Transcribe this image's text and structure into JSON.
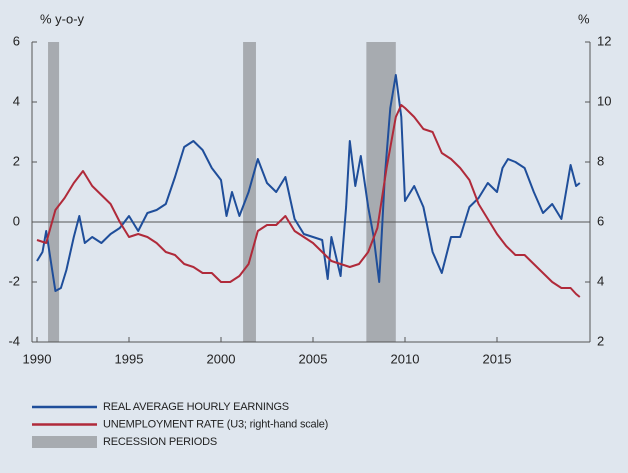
{
  "chart_data": {
    "type": "line",
    "y_label": "% y-o-y",
    "y2_label": "%",
    "xlim": [
      1990,
      2020
    ],
    "xticks": [
      1990,
      1995,
      2000,
      2005,
      2010,
      2015
    ],
    "ylim": [
      -4,
      6
    ],
    "yticks": [
      -4,
      -2,
      0,
      2,
      4,
      6
    ],
    "y2lim": [
      2,
      12
    ],
    "y2ticks": [
      2,
      4,
      6,
      8,
      10,
      12
    ],
    "recessions": {
      "name": "RECESSION PERIODS",
      "color": "#a7abb0",
      "periods": [
        [
          1990.6,
          1991.2
        ],
        [
          2001.2,
          2001.9
        ],
        [
          2007.9,
          2009.5
        ]
      ]
    },
    "series": [
      {
        "name": "REAL AVERAGE HOURLY EARNINGS",
        "color": "#1f4e9a",
        "x": [
          1990,
          1990.3,
          1990.5,
          1990.8,
          1991,
          1991.3,
          1991.6,
          1992,
          1992.3,
          1992.6,
          1993,
          1993.5,
          1994,
          1994.5,
          1995,
          1995.5,
          1996,
          1996.5,
          1997,
          1997.5,
          1998,
          1998.5,
          1999,
          1999.5,
          2000,
          2000.3,
          2000.6,
          2001,
          2001.5,
          2002,
          2002.5,
          2003,
          2003.5,
          2004,
          2004.5,
          2005,
          2005.5,
          2005.8,
          2006,
          2006.5,
          2006.8,
          2007,
          2007.3,
          2007.6,
          2008,
          2008.3,
          2008.6,
          2008.9,
          2009.2,
          2009.5,
          2009.8,
          2010,
          2010.5,
          2011,
          2011.5,
          2012,
          2012.5,
          2013,
          2013.5,
          2014,
          2014.5,
          2015,
          2015.3,
          2015.6,
          2016,
          2016.5,
          2017,
          2017.5,
          2018,
          2018.5,
          2019,
          2019.3,
          2019.5
        ],
        "values": [
          -1.3,
          -1.0,
          -0.3,
          -1.5,
          -2.3,
          -2.2,
          -1.6,
          -0.5,
          0.2,
          -0.7,
          -0.5,
          -0.7,
          -0.4,
          -0.2,
          0.2,
          -0.3,
          0.3,
          0.4,
          0.6,
          1.5,
          2.5,
          2.7,
          2.4,
          1.8,
          1.4,
          0.2,
          1.0,
          0.2,
          1.0,
          2.1,
          1.3,
          1.0,
          1.5,
          0.1,
          -0.4,
          -0.5,
          -0.6,
          -1.9,
          -0.5,
          -1.8,
          0.5,
          2.7,
          1.2,
          2.2,
          0.5,
          -0.5,
          -2.0,
          1.5,
          3.8,
          4.9,
          3.5,
          0.7,
          1.2,
          0.5,
          -1.0,
          -1.7,
          -0.5,
          -0.5,
          0.5,
          0.8,
          1.3,
          1.0,
          1.8,
          2.1,
          2.0,
          1.8,
          1.0,
          0.3,
          0.6,
          0.1,
          1.9,
          1.2,
          1.3
        ]
      },
      {
        "name": "UNEMPLOYMENT RATE (U3; right-hand scale)",
        "color": "#b02a3a",
        "axis": "y2",
        "x": [
          1990,
          1990.5,
          1991,
          1991.5,
          1992,
          1992.5,
          1993,
          1993.5,
          1994,
          1994.5,
          1995,
          1995.5,
          1996,
          1996.5,
          1997,
          1997.5,
          1998,
          1998.5,
          1999,
          1999.5,
          2000,
          2000.5,
          2001,
          2001.5,
          2002,
          2002.5,
          2003,
          2003.5,
          2004,
          2004.5,
          2005,
          2005.5,
          2006,
          2006.5,
          2007,
          2007.5,
          2008,
          2008.5,
          2009,
          2009.5,
          2009.8,
          2010,
          2010.5,
          2011,
          2011.5,
          2012,
          2012.5,
          2013,
          2013.5,
          2014,
          2014.5,
          2015,
          2015.5,
          2016,
          2016.5,
          2017,
          2017.5,
          2018,
          2018.5,
          2019,
          2019.3,
          2019.5
        ],
        "values": [
          5.4,
          5.3,
          6.4,
          6.8,
          7.3,
          7.7,
          7.2,
          6.9,
          6.6,
          6.0,
          5.5,
          5.6,
          5.5,
          5.3,
          5.0,
          4.9,
          4.6,
          4.5,
          4.3,
          4.3,
          4.0,
          4.0,
          4.2,
          4.6,
          5.7,
          5.9,
          5.9,
          6.2,
          5.7,
          5.5,
          5.3,
          5.0,
          4.7,
          4.6,
          4.5,
          4.6,
          5.0,
          5.8,
          7.8,
          9.5,
          9.9,
          9.8,
          9.5,
          9.1,
          9.0,
          8.3,
          8.1,
          7.8,
          7.4,
          6.6,
          6.1,
          5.6,
          5.2,
          4.9,
          4.9,
          4.6,
          4.3,
          4.0,
          3.8,
          3.8,
          3.6,
          3.5
        ]
      }
    ]
  }
}
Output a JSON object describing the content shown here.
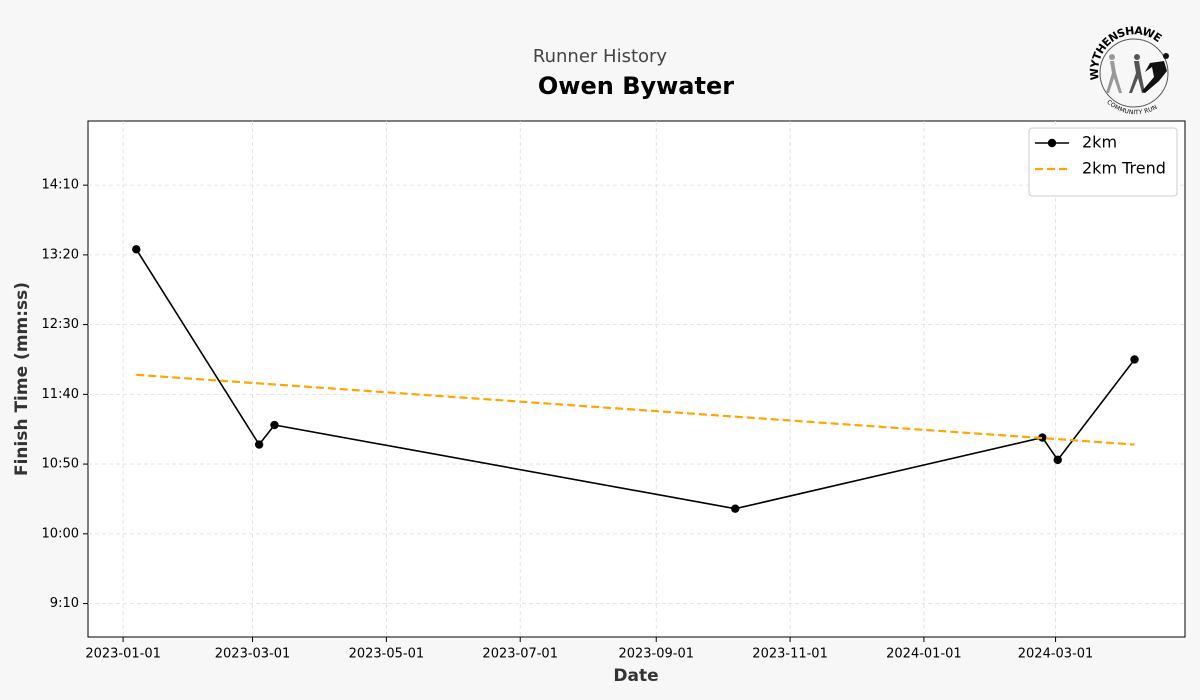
{
  "chart_data": {
    "type": "line",
    "subtitle": "Runner History",
    "title": "Owen Bywater",
    "xlabel": "Date",
    "ylabel": "Finish Time (mm:ss)",
    "xlim": [
      "2022-12-16",
      "2024-04-29"
    ],
    "xticks": [
      "2023-01-01",
      "2023-03-01",
      "2023-05-01",
      "2023-07-01",
      "2023-09-01",
      "2023-11-01",
      "2024-01-01",
      "2024-03-01"
    ],
    "ylim": [
      526,
      896
    ],
    "yticks": [
      {
        "value": 550,
        "label": "9:10"
      },
      {
        "value": 600,
        "label": "10:00"
      },
      {
        "value": 650,
        "label": "10:50"
      },
      {
        "value": 700,
        "label": "11:40"
      },
      {
        "value": 750,
        "label": "12:30"
      },
      {
        "value": 800,
        "label": "13:20"
      },
      {
        "value": 850,
        "label": "14:10"
      }
    ],
    "grid": true,
    "legend": "upper right",
    "series": [
      {
        "name": "2km",
        "color": "#000000",
        "style": "solid",
        "markers": true,
        "x": [
          "2023-01-07",
          "2023-03-04",
          "2023-03-11",
          "2023-10-07",
          "2024-02-24",
          "2024-03-02",
          "2024-04-06"
        ],
        "values": [
          804,
          664,
          678,
          618,
          669,
          653,
          725
        ]
      },
      {
        "name": "2km Trend",
        "color": "#ffa500",
        "style": "dashed",
        "markers": false,
        "x": [
          "2023-01-07",
          "2024-04-06"
        ],
        "values": [
          714,
          664
        ]
      }
    ]
  },
  "logo": {
    "top": "WYTHENSHAWE",
    "bottom": "COMMUNITY RUN"
  }
}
──────
■ WRITTEN INSTRUCTION ■
Report how many lines in the records hold the word "right", giving the number and nothing else.

■ PROBLEM SOLUTION ■
2